REQUIREMENT: Return every record below exactly as written, but leave out the pictures.

Collected data entries

>>>

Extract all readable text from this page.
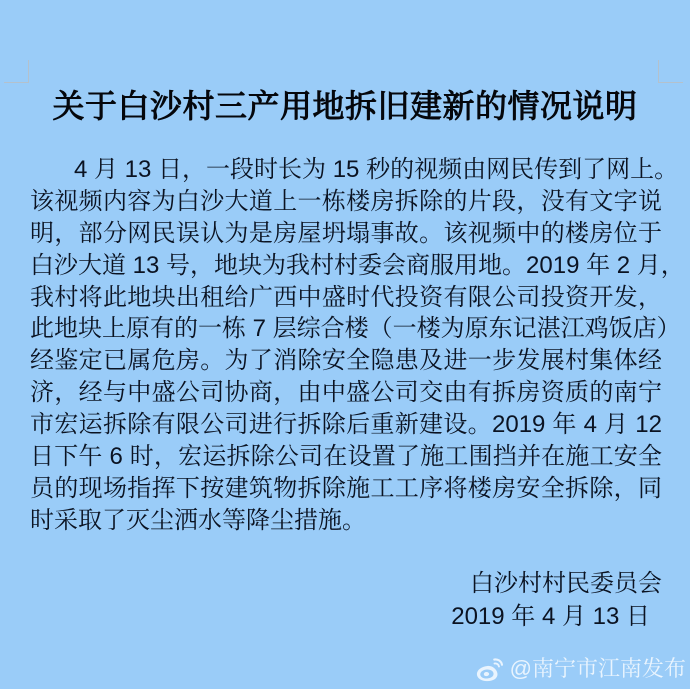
关于白沙村三产用地拆旧建新的情况说明
4 月 13 日，一段时长为 15 秒的视频由网民传到了网上。
该视频内容为白沙大道上一栋楼房拆除的片段，没有文字说
明，部分网民误认为是房屋坍塌事故。该视频中的楼房位于
白沙大道 13 号，地块为我村村委会商服用地。2019 年 2 月，
我村将此地块出租给广西中盛时代投资有限公司投资开发，
此地块上原有的一栋 7 层综合楼（一楼为原东记湛江鸡饭店）
经鉴定已属危房。为了消除安全隐患及进一步发展村集体经
济，经与中盛公司协商，由中盛公司交由有拆房资质的南宁
市宏运拆除有限公司进行拆除后重新建设。2019 年 4 月 12
日下午 6 时，宏运拆除公司在设置了施工围挡并在施工安全
员的现场指挥下按建筑物拆除施工工序将楼房安全拆除，同
时采取了灭尘洒水等降尘措施。
白沙村村民委员会
2019 年 4 月 13 日
@南宁市江南发布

<<<

OUTPUT FOR THIS EXERCISE:
Extract all readable text from this page.
关于白沙村三产用地拆旧建新的情况说明
4 月 13 日，一段时长为 15 秒的视频由网民传到了网上。
该视频内容为白沙大道上一栋楼房拆除的片段，没有文字说
明，部分网民误认为是房屋坍塌事故。该视频中的楼房位于
白沙大道 13 号，地块为我村村委会商服用地。2019 年 2 月，
我村将此地块出租给广西中盛时代投资有限公司投资开发，
此地块上原有的一栋 7 层综合楼（一楼为原东记湛江鸡饭店）
经鉴定已属危房。为了消除安全隐患及进一步发展村集体经
济，经与中盛公司协商，由中盛公司交由有拆房资质的南宁
市宏运拆除有限公司进行拆除后重新建设。2019 年 4 月 12
日下午 6 时，宏运拆除公司在设置了施工围挡并在施工安全
员的现场指挥下按建筑物拆除施工工序将楼房安全拆除，同
时采取了灭尘洒水等降尘措施。
白沙村村民委员会
2019 年 4 月 13 日
@南宁市江南发布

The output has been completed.